THE DATA>
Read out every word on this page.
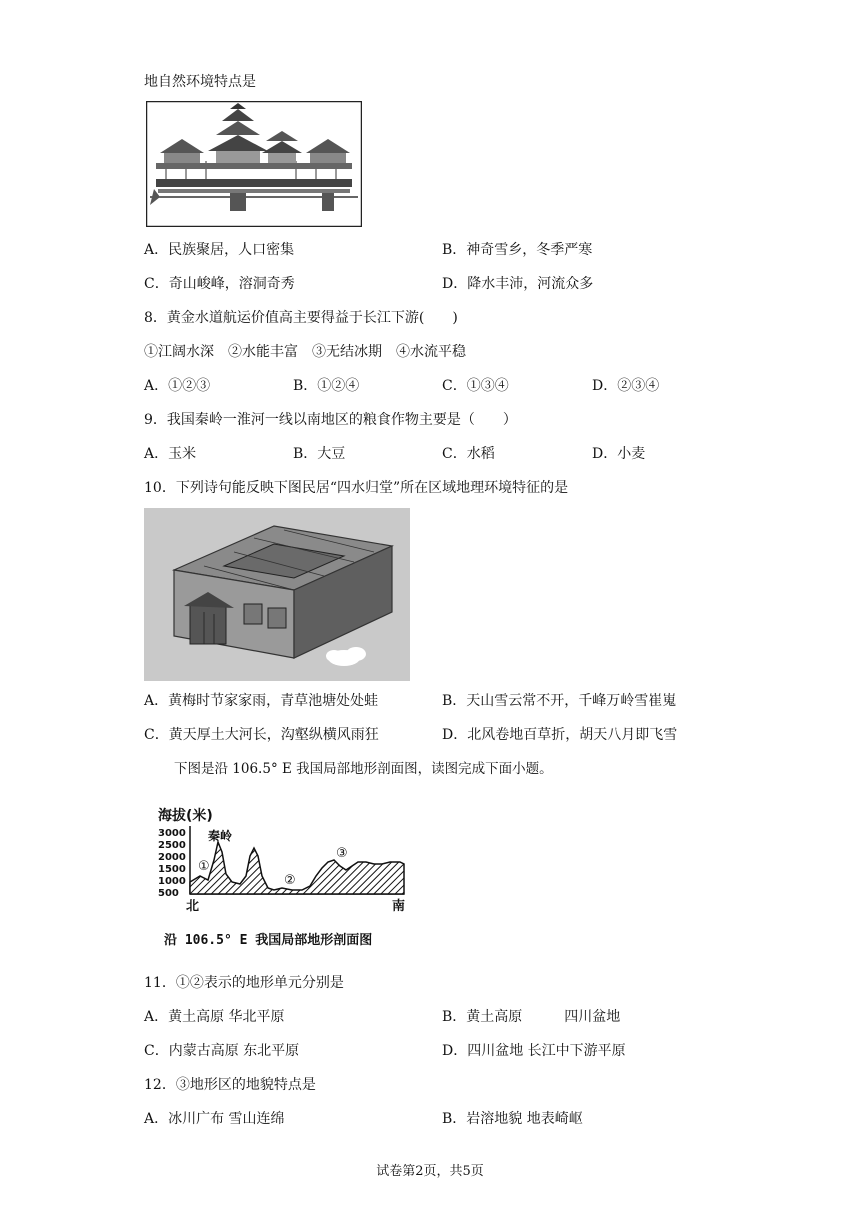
地自然环境特点是
A．民族聚居，人口密集	B．神奇雪乡，冬季严寒
C．奇山峻峰，溶洞奇秀	D．降水丰沛，河流众多
8．黄金水道航运价值高主要得益于长江下游(　　)
①江阔水深　②水能丰富　③无结冰期　④水流平稳
A．①②③	B．①②④	C．①③④	D．②③④
9．我国秦岭一淮河一线以南地区的粮食作物主要是（　　）
A．玉米	B．大豆	C．水稻	D．小麦
10．下列诗句能反映下图民居“四水归堂”所在区域地理环境特征的是
A．黄梅时节家家雨，青草池塘处处蛙	B．天山雪云常不开，千峰万岭雪崔嵬
C．黄天厚土大河长，沟壑纵横风雨狂	D．北风卷地百草折，胡天八月即飞雪
下图是沿 106.5° E 我国局部地形剖面图，读图完成下面小题。
海拔(米)
3000
2500
2000
1500
1000
500
秦岭
①
②
③
北	南
沿 106.5° E 我国局部地形剖面图
11．①②表示的地形单元分别是
A．黄土高原 华北平原	B．黄土高原　　　四川盆地
C．内蒙古高原 东北平原	D．四川盆地 长江中下游平原
12．③地形区的地貌特点是
A．冰川广布 雪山连绵	B．岩溶地貌 地表崎岖
试卷第2页，共5页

REQUIRED WORK> Exclude every picture and copy the remaining data exactly.

FINAL RESULT>
Read out every word on this page.
地自然环境特点是
A．民族聚居，人口密集	B．神奇雪乡，冬季严寒
C．奇山峻峰，溶洞奇秀	D．降水丰沛，河流众多
8．黄金水道航运价值高主要得益于长江下游(　　)
①江阔水深　②水能丰富　③无结冰期　④水流平稳
A．①②③	B．①②④	C．①③④	D．②③④
9．我国秦岭一淮河一线以南地区的粮食作物主要是（　　）
A．玉米	B．大豆	C．水稻	D．小麦
10．下列诗句能反映下图民居“四水归堂”所在区域地理环境特征的是
A．黄梅时节家家雨，青草池塘处处蛙	B．天山雪云常不开，千峰万岭雪崔嵬
C．黄天厚土大河长，沟壑纵横风雨狂	D．北风卷地百草折，胡天八月即飞雪
下图是沿 106.5° E 我国局部地形剖面图，读图完成下面小题。
海拔(米)
3000
2500
2000
1500
1000
500
秦岭
①
②
③
北	南
沿 106.5° E 我国局部地形剖面图
11．①②表示的地形单元分别是
A．黄土高原 华北平原	B．黄土高原　　　四川盆地
C．内蒙古高原 东北平原	D．四川盆地 长江中下游平原
12．③地形区的地貌特点是
A．冰川广布 雪山连绵	B．岩溶地貌 地表崎岖
试卷第2页，共5页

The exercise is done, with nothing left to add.